Data entries for graphics
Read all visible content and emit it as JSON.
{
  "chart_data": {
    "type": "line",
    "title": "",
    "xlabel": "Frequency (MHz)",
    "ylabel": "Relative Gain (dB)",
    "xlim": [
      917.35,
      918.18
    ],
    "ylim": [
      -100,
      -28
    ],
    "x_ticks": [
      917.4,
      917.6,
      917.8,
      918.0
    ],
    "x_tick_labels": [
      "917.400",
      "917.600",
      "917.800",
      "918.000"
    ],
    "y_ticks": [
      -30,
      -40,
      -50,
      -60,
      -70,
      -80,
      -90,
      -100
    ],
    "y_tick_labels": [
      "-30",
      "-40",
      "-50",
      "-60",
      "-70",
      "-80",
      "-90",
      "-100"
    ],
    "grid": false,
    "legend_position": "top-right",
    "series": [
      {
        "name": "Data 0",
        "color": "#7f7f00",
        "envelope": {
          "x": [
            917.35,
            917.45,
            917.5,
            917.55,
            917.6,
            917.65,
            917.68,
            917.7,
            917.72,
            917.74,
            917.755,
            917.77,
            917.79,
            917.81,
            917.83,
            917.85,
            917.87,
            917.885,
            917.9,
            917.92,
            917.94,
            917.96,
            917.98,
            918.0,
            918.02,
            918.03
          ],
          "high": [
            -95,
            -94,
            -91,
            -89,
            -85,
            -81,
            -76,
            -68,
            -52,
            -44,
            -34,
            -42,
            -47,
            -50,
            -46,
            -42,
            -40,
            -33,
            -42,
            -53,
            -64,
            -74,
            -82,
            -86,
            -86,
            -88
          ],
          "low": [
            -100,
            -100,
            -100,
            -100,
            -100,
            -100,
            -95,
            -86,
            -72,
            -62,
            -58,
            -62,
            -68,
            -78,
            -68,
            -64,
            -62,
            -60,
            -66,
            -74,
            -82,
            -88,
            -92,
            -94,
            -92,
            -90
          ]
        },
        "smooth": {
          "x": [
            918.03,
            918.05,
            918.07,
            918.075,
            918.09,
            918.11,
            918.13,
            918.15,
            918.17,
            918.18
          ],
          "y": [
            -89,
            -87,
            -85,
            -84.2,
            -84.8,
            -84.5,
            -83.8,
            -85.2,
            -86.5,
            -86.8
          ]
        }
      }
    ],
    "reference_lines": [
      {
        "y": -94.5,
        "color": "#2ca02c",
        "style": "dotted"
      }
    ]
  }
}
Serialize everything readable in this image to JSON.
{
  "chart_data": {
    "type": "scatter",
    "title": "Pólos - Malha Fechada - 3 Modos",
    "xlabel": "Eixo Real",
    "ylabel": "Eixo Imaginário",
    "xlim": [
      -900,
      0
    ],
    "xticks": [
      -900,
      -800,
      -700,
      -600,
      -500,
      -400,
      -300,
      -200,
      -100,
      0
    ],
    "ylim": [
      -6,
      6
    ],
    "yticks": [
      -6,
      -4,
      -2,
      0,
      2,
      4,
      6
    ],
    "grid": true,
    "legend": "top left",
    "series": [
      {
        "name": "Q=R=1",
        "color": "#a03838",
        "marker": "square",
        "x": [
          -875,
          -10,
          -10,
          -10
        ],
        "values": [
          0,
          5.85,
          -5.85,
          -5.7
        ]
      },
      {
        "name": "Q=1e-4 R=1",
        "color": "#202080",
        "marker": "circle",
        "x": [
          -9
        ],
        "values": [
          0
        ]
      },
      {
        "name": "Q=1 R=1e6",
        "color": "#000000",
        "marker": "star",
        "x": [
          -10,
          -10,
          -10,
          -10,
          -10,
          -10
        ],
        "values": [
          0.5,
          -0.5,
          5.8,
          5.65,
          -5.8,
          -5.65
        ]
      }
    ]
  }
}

▸ Exercise instructions: Say how many lines have the string "ylabel" in them, offering no words beyond the number.

▸ Result of this task: 2